→ What is needed
Without the pictures, output the records below word for word.

→ Information shown

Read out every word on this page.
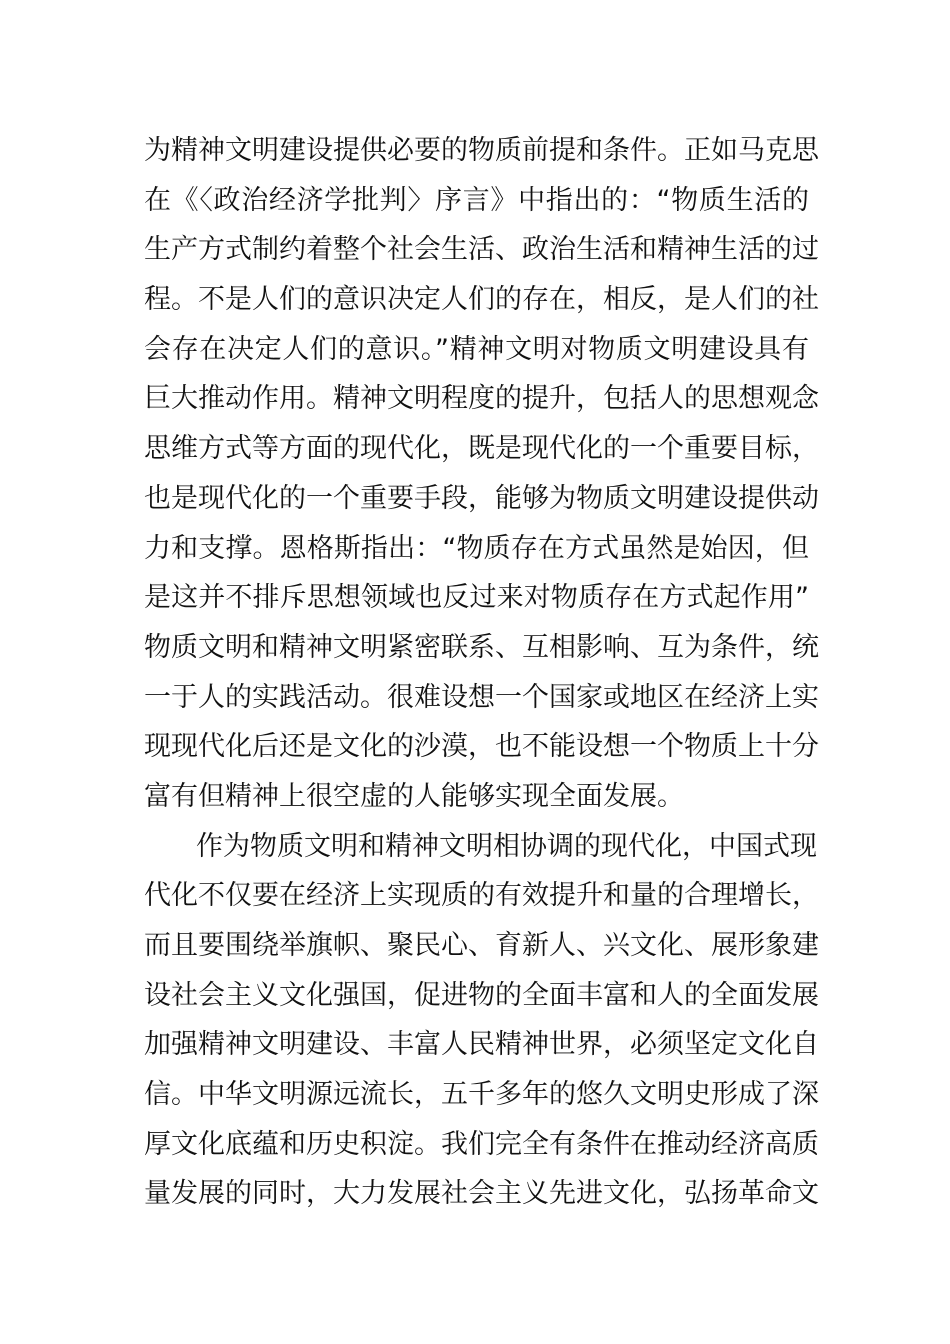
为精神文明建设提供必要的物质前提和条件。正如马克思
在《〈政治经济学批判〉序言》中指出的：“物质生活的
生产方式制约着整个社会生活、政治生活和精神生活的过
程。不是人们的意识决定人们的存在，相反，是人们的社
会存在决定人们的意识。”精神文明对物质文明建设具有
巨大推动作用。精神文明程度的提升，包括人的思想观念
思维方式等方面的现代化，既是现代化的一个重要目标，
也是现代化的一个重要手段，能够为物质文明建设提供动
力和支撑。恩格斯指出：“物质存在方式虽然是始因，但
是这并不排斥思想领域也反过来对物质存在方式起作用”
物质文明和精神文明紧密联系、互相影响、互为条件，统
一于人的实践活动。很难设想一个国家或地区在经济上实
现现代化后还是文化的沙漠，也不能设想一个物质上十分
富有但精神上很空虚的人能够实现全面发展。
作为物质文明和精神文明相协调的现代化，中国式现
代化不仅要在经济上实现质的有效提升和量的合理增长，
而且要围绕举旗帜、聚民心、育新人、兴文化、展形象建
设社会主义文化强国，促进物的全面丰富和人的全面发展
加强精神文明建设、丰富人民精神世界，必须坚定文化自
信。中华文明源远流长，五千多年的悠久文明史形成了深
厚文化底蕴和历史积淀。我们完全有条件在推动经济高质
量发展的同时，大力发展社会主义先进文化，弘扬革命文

→ Problem solution
Read out every word on this page.
为精神文明建设提供必要的物质前提和条件。正如马克思
在《〈政治经济学批判〉序言》中指出的：“物质生活的
生产方式制约着整个社会生活、政治生活和精神生活的过
程。不是人们的意识决定人们的存在，相反，是人们的社
会存在决定人们的意识。”精神文明对物质文明建设具有
巨大推动作用。精神文明程度的提升，包括人的思想观念
思维方式等方面的现代化，既是现代化的一个重要目标，
也是现代化的一个重要手段，能够为物质文明建设提供动
力和支撑。恩格斯指出：“物质存在方式虽然是始因，但
是这并不排斥思想领域也反过来对物质存在方式起作用”
物质文明和精神文明紧密联系、互相影响、互为条件，统
一于人的实践活动。很难设想一个国家或地区在经济上实
现现代化后还是文化的沙漠，也不能设想一个物质上十分
富有但精神上很空虚的人能够实现全面发展。
作为物质文明和精神文明相协调的现代化，中国式现
代化不仅要在经济上实现质的有效提升和量的合理增长，
而且要围绕举旗帜、聚民心、育新人、兴文化、展形象建
设社会主义文化强国，促进物的全面丰富和人的全面发展
加强精神文明建设、丰富人民精神世界，必须坚定文化自
信。中华文明源远流长，五千多年的悠久文明史形成了深
厚文化底蕴和历史积淀。我们完全有条件在推动经济高质
量发展的同时，大力发展社会主义先进文化，弘扬革命文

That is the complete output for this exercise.